Entries with figure data:
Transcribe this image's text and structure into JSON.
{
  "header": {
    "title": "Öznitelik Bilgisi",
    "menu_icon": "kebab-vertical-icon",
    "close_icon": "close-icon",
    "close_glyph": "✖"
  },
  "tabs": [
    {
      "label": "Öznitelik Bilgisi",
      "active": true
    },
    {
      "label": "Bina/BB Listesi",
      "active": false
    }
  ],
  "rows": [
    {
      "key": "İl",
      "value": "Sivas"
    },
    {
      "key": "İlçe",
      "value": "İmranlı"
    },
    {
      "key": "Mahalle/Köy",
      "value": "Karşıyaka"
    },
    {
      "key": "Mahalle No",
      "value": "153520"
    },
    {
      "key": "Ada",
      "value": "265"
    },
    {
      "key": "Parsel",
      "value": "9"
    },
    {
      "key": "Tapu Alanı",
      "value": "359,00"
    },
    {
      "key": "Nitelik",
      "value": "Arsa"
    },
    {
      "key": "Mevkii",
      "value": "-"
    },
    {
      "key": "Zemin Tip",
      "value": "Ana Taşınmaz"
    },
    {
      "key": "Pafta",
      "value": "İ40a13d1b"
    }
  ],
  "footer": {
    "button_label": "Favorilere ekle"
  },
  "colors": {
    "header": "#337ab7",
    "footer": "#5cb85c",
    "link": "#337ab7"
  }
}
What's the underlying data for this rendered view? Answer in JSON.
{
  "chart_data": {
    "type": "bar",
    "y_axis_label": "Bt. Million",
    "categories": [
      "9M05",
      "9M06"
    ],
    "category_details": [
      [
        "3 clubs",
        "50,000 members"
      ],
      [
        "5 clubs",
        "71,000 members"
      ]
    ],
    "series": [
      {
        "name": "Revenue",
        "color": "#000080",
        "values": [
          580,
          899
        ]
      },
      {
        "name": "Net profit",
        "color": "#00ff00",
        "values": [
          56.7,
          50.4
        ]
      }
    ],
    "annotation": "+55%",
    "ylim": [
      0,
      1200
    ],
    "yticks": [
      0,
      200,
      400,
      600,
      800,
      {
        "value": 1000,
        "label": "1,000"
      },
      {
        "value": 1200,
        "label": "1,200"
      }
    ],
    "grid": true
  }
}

WHAT IS ASKED => Find out how many lines in the listing contain the string "Öznitelik". Give the number alone.

RESPONSE FOR THIS EXERCISE => 2